### Task instructions
Scan the data for "Vänerbollen" and copy the lines it appears in.

Stored dataset items:
====

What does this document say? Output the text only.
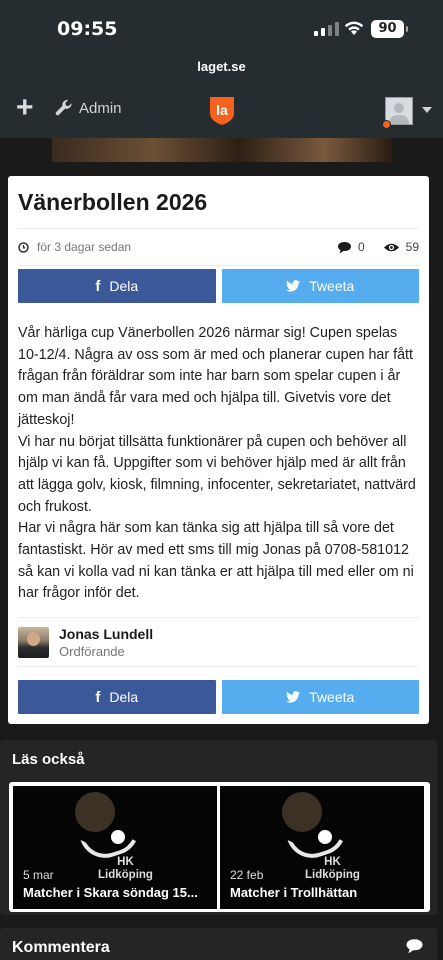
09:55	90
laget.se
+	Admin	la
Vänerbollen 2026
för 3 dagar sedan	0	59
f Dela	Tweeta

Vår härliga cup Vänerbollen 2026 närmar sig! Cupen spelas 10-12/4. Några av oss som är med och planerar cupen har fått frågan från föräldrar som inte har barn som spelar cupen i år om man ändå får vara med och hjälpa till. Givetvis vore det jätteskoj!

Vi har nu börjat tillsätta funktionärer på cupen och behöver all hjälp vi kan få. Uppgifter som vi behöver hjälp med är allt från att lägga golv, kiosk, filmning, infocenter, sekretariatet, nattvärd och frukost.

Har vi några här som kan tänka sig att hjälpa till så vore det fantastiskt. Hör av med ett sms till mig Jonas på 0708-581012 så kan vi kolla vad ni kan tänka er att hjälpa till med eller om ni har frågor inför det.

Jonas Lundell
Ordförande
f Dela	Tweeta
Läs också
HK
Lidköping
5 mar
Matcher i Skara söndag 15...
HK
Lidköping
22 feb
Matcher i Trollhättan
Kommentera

====

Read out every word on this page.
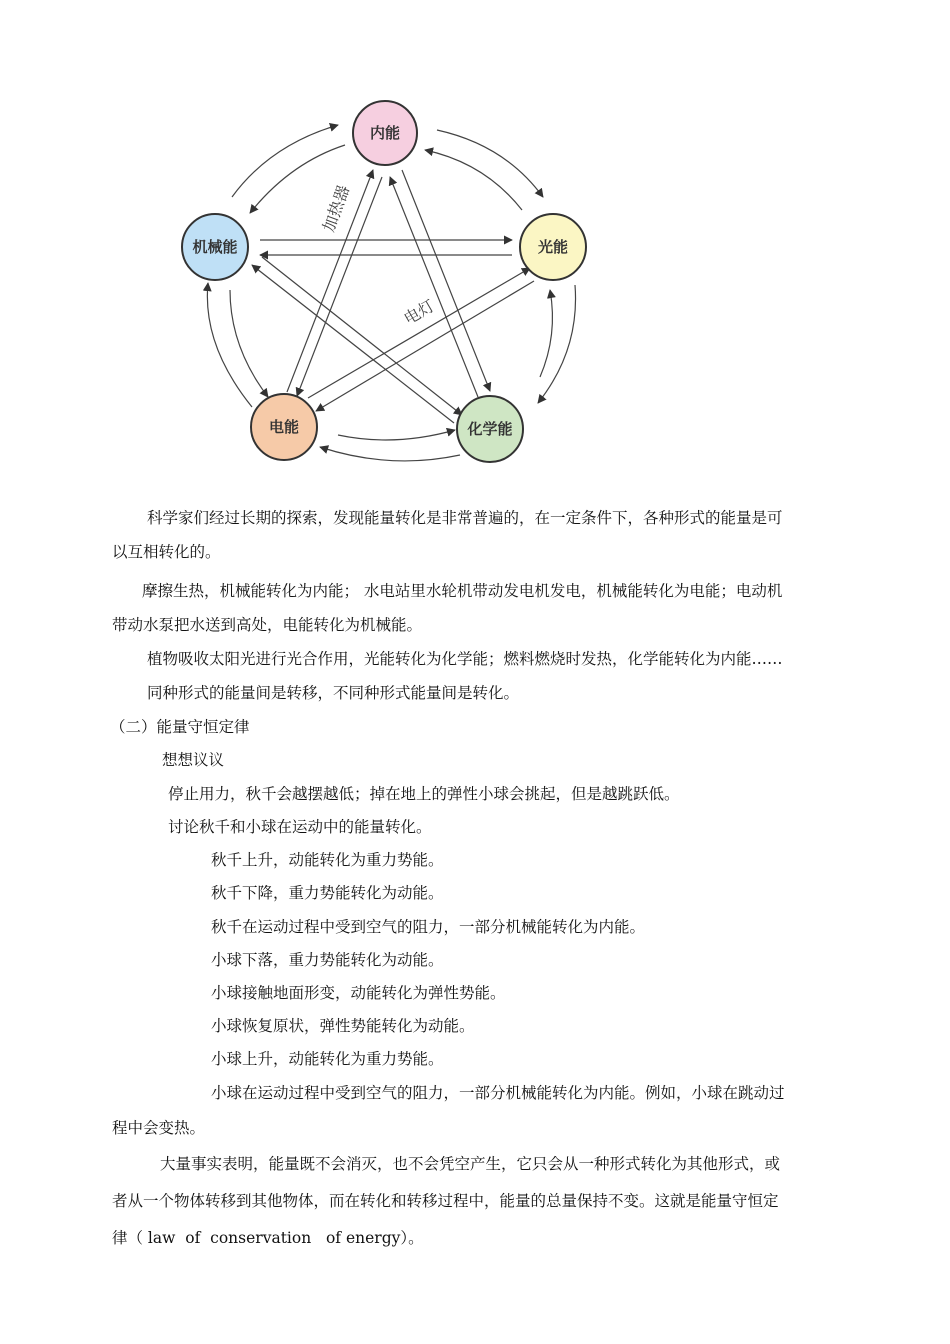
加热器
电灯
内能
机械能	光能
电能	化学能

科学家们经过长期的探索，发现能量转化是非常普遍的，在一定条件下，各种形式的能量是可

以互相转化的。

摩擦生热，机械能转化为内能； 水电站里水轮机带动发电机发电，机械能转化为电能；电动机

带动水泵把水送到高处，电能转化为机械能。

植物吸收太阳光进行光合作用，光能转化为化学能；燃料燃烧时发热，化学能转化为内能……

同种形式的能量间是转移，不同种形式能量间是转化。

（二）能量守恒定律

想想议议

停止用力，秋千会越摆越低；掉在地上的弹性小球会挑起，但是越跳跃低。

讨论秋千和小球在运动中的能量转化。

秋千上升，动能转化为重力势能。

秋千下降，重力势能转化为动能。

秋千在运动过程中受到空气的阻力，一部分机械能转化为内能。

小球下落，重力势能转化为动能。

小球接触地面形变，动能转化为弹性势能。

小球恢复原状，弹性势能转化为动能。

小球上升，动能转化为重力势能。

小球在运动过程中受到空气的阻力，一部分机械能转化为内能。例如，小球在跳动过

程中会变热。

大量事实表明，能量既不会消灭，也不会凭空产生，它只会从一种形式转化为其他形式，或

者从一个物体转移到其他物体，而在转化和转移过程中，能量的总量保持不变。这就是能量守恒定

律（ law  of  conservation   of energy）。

====

### Answer to the exercise
Vänerbollen 2026
Vår härliga cup Vänerbollen 2026 närmar sig! Cupen spelas 10-12/4. Några av oss som är med och planerar cupen har fått frågan från föräldrar som inte har barn som spelar cupen i år om man ändå får vara med och hjälpa till. Givetvis vore det jätteskoj!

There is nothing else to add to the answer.